Within the records below, find each line that holds the string "para", then copy it.

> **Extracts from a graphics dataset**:

::::

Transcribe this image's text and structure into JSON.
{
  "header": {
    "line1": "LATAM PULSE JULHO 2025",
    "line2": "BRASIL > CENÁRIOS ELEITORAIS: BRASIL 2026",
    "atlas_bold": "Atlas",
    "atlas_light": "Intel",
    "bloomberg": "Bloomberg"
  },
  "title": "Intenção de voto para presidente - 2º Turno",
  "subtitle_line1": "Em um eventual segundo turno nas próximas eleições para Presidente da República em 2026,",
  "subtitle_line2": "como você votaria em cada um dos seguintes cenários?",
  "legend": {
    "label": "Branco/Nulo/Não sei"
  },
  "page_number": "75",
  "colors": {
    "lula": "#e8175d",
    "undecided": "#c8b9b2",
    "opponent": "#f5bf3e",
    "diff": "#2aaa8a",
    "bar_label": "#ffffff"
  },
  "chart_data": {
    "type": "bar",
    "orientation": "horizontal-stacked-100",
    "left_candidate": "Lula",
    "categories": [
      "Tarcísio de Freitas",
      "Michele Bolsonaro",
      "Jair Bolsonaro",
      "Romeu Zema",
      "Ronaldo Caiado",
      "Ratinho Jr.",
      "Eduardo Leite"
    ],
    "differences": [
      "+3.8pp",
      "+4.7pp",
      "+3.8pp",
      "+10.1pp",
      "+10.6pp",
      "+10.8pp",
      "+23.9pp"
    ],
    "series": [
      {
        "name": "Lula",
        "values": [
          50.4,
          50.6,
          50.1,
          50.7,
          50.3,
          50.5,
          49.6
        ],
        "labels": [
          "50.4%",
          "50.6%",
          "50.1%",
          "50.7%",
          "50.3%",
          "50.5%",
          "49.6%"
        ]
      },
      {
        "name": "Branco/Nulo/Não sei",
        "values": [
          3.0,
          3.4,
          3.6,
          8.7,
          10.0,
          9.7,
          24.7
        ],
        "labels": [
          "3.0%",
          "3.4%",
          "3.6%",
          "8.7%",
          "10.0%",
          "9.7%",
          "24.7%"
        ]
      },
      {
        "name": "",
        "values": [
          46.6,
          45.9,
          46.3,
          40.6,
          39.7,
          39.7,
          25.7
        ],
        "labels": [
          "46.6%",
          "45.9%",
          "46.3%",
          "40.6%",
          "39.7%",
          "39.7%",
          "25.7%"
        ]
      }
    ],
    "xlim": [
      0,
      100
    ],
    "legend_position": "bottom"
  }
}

::::

> **SOLUTION FOR THIS PROBLEM**:
  "title": "Intenção de voto para presidente - 2º Turno",
  "subtitle_line1": "Em um eventual segundo turno nas próximas eleições para Presidente da República em 2026,",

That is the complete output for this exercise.